→ **Work to do**: Search the records for "JSON" and copy each line that holds it.

-- Start of Entries --

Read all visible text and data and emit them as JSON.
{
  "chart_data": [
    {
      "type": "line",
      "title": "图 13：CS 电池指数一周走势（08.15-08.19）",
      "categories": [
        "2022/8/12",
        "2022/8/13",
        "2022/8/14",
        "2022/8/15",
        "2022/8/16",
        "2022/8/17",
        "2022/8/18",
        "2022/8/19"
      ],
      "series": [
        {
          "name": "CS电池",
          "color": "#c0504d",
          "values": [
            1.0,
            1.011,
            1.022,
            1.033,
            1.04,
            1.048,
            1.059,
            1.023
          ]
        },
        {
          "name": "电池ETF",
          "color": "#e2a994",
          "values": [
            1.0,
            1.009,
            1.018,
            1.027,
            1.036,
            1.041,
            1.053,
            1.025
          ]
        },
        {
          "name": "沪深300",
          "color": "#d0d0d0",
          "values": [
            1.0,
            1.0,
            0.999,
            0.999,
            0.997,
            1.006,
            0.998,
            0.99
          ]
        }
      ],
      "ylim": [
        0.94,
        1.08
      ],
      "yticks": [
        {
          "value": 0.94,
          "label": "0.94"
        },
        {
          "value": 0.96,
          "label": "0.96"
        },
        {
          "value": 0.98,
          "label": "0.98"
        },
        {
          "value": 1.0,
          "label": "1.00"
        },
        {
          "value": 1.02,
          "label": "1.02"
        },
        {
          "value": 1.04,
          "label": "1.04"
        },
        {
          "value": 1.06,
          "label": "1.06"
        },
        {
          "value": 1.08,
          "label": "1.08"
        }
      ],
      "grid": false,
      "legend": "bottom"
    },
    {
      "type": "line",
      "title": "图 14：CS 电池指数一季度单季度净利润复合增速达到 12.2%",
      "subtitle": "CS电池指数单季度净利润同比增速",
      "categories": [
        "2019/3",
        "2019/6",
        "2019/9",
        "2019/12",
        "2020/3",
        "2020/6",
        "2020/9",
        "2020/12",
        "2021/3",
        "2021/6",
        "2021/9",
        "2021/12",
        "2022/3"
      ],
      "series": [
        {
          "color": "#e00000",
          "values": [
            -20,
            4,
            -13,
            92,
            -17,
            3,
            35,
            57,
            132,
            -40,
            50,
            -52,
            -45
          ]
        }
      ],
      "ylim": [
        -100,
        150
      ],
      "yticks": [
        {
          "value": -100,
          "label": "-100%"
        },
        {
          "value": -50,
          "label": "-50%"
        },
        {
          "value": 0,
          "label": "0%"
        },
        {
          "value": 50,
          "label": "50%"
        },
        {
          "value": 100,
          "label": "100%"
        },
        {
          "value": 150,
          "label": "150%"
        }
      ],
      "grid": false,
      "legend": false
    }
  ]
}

-- End of Entries --
-- Start of Entries --

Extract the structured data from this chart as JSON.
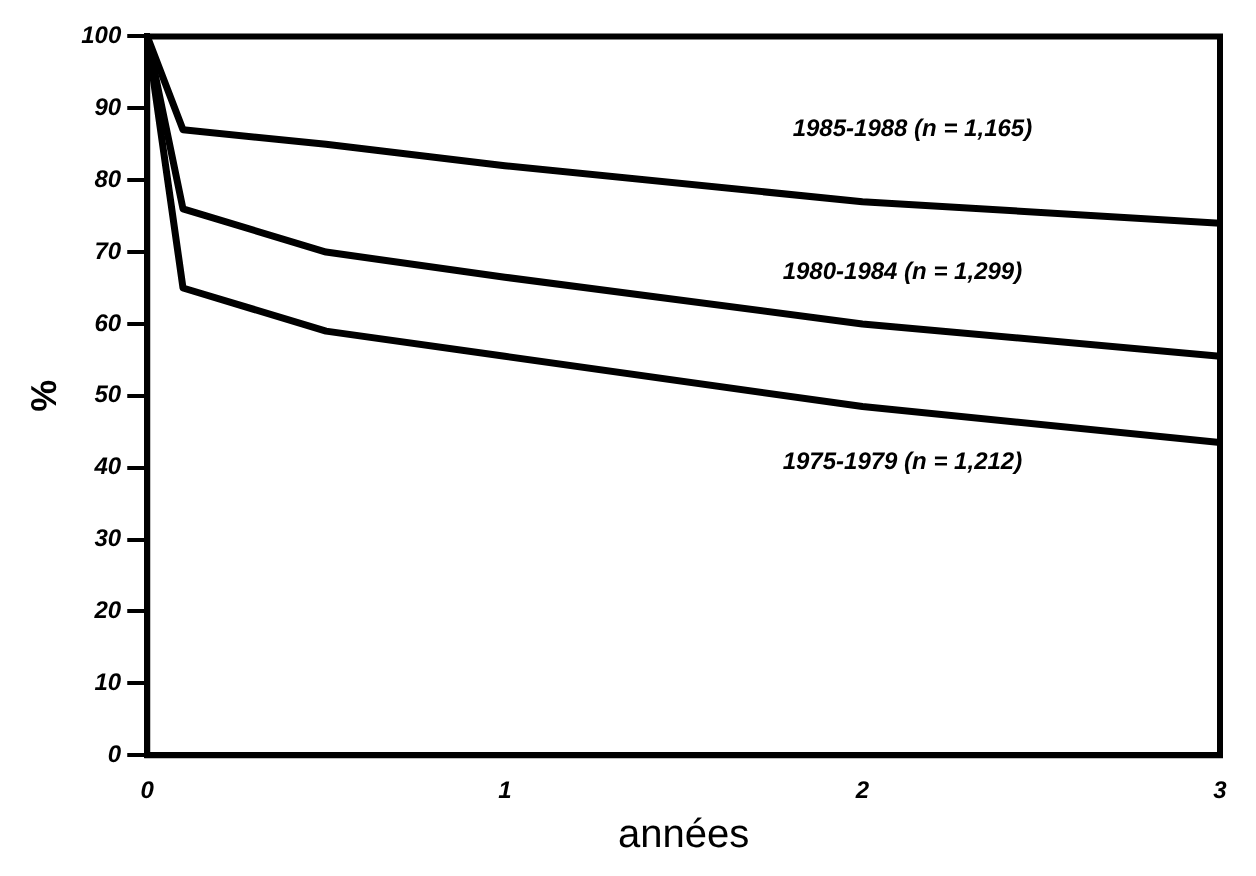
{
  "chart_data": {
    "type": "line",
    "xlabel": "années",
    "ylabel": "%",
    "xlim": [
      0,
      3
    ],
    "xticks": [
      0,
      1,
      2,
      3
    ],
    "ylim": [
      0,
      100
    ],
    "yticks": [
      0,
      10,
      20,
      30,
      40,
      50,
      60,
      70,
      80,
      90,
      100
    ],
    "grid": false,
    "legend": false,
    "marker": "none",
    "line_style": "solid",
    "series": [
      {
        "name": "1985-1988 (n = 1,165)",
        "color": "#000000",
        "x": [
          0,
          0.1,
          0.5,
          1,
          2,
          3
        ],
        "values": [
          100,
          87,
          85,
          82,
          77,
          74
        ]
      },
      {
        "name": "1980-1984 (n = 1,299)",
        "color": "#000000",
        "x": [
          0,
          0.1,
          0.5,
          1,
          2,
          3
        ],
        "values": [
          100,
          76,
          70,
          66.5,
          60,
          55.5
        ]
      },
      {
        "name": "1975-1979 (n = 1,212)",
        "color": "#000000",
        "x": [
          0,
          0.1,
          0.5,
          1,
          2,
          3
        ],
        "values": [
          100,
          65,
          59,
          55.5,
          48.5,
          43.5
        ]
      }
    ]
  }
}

-- End of Entries --

→ **Response**:
Read all visible text and data and emit them as JSON.
Extract the structured data from this chart as JSON.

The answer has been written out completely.